>> begin
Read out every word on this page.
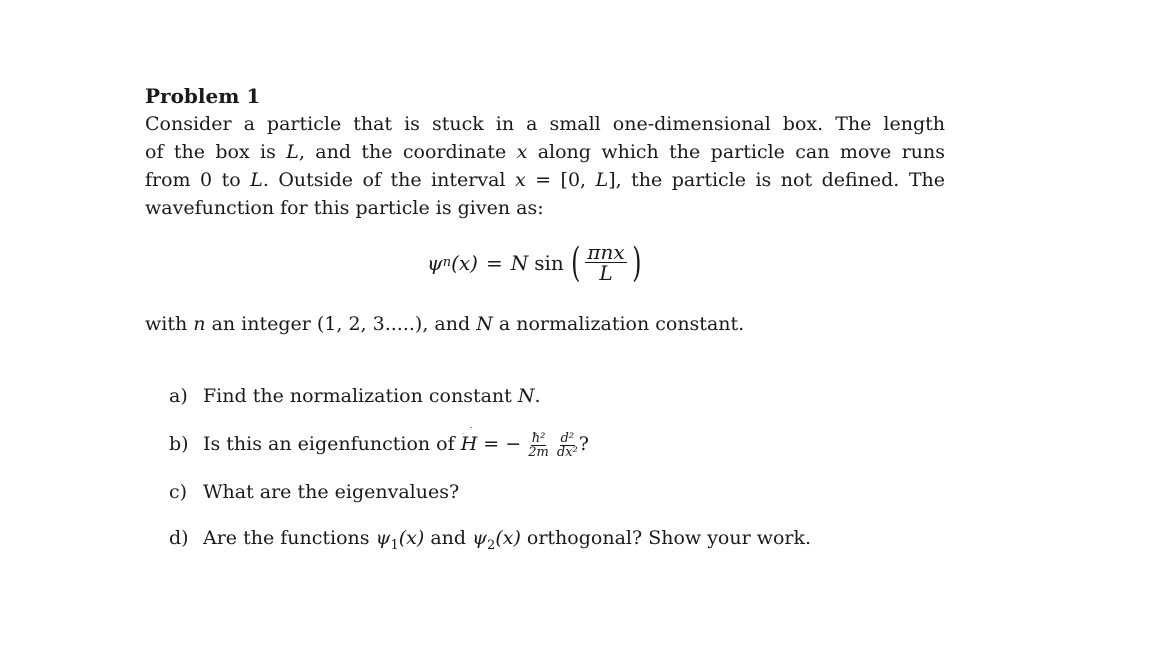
Problem 1
Consider a particle that is stuck in a small one-dimensional box. The length
of the box is L, and the coordinate x along which the particle can move runs
from 0 to L. Outside of the interval x = [0, L], the particle is not defined. The
wavefunction for this particle is given as:
ψ n (x) = N sin ( $\frac{\text{πnx}}{L}$ )
with n an integer (1, 2, 3.....), and N a normalization constant.
a) Find the normalization constant N.
b) Is this an eigenfunction of H = − $\frac{\text{ħ²}}{2m}$
$\frac{\text{d²}}{\text{dx²}}$ ?
c) What are the eigenvalues?
d) Are the functions $\psi_1(x)$ and $\psi_2(x)$ orthogonal? Show your work.
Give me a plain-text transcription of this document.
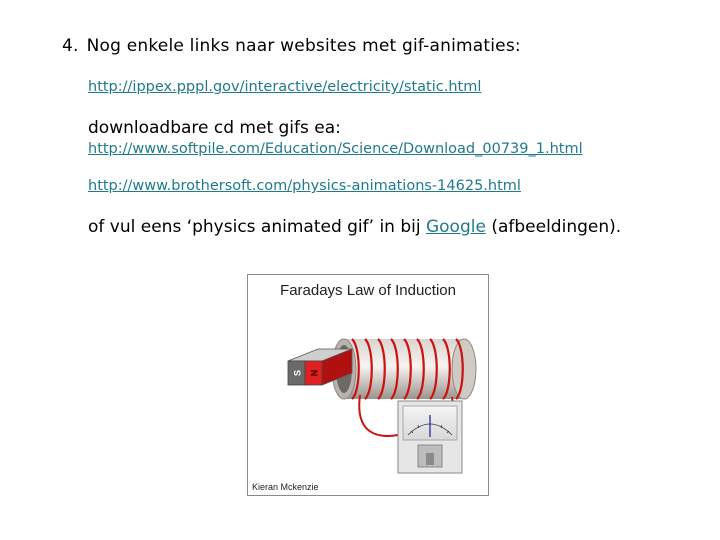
4. Nog enkele links naar websites met gif-animaties:
http://ippex.pppl.gov/interactive/electricity/static.html
downloadbare cd met gifs ea:
http://www.softpile.com/Education/Science/Download_00739_1.html
http://www.brothersoft.com/physics-animations-14625.html
of vul eens ‘physics animated gif’ in bij Google (afbeeldingen).
S N
Faradays Law of Induction
Kieran Mckenzie
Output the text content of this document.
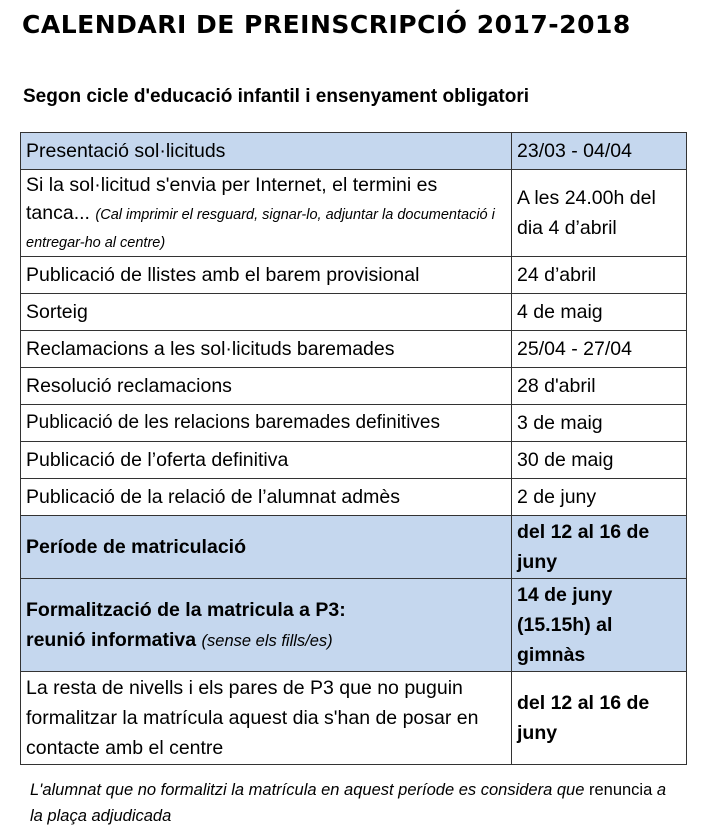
CALENDARI DE PREINSCRIPCIÓ 2017-2018
Segon cicle d'educació infantil i ensenyament obligatori
Presentació sol·licituds	23/03 - 04/04
Si la sol·licitud s'envia per Internet, el termini es tanca... (Cal imprimir el resguard, signar-lo, adjuntar la documentació i entregar-ho al centre)	A les 24.00h del dia 4 d’abril
Publicació de llistes amb el barem provisional	24 d’abril
Sorteig	4 de maig
Reclamacions a les sol·licituds baremades	25/04 - 27/04
Resolució reclamacions	28 d'abril
Publicació de les relacions baremades definitives	3 de maig
Publicació de l’oferta definitiva	30 de maig
Publicació de la relació de l’alumnat admès	2 de juny
Període de matriculació	del 12 al 16 de juny

Formalització de la matricula a P3:
reunió informativa (sense els fills/es)	14 de juny (15.15h) al gimnàs
La resta de nivells i els pares de P3 que no puguin formalitzar la matrícula aquest dia s'han de posar en contacte amb el centre	del 12 al 16 de juny
L'alumnat que no formalitzi la matrícula en aquest període es considera que renuncia a la plaça adjudicada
>> end
• Required task: Write out all the records again, exactly, minus any pictures.

• Output for this exercise:
Read out every word on this page.
Problem 1
Consider a particle that is stuck in a small one-dimensional box. The length
of the box is L, and the coordinate x along which the particle can move runs
from 0 to L. Outside of the interval x = [0, L], the particle is not defined. The
wavefunction for this particle is given as:
ψ n (x) = N sin ( $\frac{\text{πnx}}{L}$ )
with n an integer (1, 2, 3.....), and N a normalization constant.
a) Find the normalization constant N.
b) Is this an eigenfunction of H = − $\frac{\text{ħ²}}{2m}$
$\frac{\text{d²}}{\text{dx²}}$ ?
c) What are the eigenvalues?
d) Are the functions $\psi_1(x)$ and $\psi_2(x)$ orthogonal? Show your work.
Give me a plain-text transcription of this document.
4. Nog enkele links naar websites met gif-animaties:
http://ippex.pppl.gov/interactive/electricity/static.html
downloadbare cd met gifs ea:
http://www.softpile.com/Education/Science/Download_00739_1.html
http://www.brothersoft.com/physics-animations-14625.html
of vul eens ‘physics animated gif’ in bij Google (afbeeldingen).
S N
Faradays Law of Induction
Kieran Mckenzie
Output the text content of this document.
CALENDARI DE PREINSCRIPCIÓ 2017-2018
Segon cicle d'educació infantil i ensenyament obligatori
Presentació sol·licituds	23/03 - 04/04
Si la sol·licitud s'envia per Internet, el termini es tanca... (Cal imprimir el resguard, signar-lo, adjuntar la documentació i entregar-ho al centre)	A les 24.00h del dia 4 d’abril
Publicació de llistes amb el barem provisional	24 d’abril
Sorteig	4 de maig
Reclamacions a les sol·licituds baremades	25/04 - 27/04
Resolució reclamacions	28 d'abril
Publicació de les relacions baremades definitives	3 de maig
Publicació de l’oferta definitiva	30 de maig
Publicació de la relació de l’alumnat admès	2 de juny
Període de matriculació	del 12 al 16 de juny

Formalització de la matricula a P3:
reunió informativa (sense els fills/es)	14 de juny (15.15h) al gimnàs
La resta de nivells i els pares de P3 que no puguin formalitzar la matrícula aquest dia s'han de posar en contacte amb el centre	del 12 al 16 de juny
L'alumnat que no formalitzi la matrícula en aquest període es considera que renuncia a la plaça adjudicada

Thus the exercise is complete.